What is required: Using the data below, copy each line that includes the word "values".

Records contained in a dataset
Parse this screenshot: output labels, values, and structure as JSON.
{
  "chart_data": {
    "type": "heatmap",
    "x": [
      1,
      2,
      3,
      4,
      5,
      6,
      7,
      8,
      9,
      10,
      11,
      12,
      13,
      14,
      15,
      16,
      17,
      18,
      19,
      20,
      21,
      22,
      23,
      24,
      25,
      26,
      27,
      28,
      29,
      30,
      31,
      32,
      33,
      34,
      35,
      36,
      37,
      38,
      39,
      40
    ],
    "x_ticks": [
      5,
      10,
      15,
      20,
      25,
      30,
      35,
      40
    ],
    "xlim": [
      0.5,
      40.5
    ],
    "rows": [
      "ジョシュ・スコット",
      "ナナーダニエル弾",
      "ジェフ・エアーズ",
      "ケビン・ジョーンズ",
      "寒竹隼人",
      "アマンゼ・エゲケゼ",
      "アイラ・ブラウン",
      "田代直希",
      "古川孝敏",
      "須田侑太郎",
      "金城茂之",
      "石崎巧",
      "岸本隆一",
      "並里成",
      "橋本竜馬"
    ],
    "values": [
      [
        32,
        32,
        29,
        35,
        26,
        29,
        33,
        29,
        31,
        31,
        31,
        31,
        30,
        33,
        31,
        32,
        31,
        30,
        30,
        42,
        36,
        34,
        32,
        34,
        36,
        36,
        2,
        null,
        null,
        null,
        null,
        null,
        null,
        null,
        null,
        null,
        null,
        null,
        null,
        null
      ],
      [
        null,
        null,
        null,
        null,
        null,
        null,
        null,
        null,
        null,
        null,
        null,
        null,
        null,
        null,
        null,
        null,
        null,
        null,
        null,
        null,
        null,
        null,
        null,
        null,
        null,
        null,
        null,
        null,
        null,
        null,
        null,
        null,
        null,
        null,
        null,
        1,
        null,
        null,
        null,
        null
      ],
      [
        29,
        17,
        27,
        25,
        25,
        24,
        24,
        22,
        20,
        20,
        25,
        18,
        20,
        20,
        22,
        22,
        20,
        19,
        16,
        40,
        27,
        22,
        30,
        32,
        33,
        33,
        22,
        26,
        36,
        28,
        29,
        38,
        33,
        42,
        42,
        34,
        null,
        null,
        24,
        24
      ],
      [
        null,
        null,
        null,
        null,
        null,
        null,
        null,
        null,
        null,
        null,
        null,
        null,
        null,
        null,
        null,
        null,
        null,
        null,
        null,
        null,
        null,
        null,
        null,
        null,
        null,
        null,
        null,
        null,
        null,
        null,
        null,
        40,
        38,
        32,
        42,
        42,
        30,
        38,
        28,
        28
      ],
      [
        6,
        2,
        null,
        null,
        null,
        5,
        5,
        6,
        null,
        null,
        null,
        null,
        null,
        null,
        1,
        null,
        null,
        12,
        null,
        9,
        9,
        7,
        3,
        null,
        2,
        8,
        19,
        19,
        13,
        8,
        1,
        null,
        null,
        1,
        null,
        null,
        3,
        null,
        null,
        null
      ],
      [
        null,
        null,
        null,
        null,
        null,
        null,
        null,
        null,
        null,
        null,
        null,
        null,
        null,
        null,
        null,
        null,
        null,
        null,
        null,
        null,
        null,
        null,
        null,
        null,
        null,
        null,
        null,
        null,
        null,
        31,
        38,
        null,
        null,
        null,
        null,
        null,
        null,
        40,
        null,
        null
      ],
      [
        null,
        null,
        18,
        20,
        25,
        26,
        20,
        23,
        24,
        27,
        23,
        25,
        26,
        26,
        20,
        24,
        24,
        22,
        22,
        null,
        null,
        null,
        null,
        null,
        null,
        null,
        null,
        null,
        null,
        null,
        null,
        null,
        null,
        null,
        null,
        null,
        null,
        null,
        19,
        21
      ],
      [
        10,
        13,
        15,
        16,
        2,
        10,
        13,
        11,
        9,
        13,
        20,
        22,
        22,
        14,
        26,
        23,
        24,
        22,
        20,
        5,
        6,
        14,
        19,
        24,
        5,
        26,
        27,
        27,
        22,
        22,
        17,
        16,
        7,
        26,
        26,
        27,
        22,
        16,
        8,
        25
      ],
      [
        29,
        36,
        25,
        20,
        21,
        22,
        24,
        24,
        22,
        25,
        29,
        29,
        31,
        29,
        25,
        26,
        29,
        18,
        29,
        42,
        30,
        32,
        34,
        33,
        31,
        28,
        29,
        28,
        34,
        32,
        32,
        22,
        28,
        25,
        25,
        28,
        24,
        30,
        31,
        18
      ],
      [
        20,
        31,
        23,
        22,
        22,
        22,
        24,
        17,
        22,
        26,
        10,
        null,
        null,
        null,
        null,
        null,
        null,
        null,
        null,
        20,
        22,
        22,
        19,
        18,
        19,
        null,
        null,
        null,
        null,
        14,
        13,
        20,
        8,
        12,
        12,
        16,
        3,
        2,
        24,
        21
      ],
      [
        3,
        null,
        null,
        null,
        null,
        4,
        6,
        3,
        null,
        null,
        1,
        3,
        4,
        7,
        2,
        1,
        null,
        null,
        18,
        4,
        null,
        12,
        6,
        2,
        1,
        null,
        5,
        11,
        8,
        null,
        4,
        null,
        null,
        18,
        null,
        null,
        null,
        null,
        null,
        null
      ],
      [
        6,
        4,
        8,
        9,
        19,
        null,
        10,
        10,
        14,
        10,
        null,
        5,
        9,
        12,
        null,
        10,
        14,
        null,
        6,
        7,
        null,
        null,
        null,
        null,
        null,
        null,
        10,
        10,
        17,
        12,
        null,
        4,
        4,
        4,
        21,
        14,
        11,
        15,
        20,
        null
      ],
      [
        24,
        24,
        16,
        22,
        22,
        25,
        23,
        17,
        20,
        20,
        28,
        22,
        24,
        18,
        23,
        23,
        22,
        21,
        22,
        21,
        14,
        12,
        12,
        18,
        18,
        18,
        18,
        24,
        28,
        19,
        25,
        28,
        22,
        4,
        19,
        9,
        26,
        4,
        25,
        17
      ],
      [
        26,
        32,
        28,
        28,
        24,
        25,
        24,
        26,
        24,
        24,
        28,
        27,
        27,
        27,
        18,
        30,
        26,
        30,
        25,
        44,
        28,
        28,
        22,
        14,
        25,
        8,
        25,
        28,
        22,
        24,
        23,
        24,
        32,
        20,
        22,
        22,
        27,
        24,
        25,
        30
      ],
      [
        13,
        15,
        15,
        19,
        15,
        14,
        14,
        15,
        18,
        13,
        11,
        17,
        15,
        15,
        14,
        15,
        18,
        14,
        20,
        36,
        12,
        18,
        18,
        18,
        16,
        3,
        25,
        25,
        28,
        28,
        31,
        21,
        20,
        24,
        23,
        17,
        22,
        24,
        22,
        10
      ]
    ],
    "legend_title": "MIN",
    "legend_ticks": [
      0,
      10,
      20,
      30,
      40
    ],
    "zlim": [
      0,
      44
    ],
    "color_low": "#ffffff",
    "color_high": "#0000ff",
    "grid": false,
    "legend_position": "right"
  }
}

Task response:
Parse this screenshot: output labels, values, and structure as JSON.
    "values": [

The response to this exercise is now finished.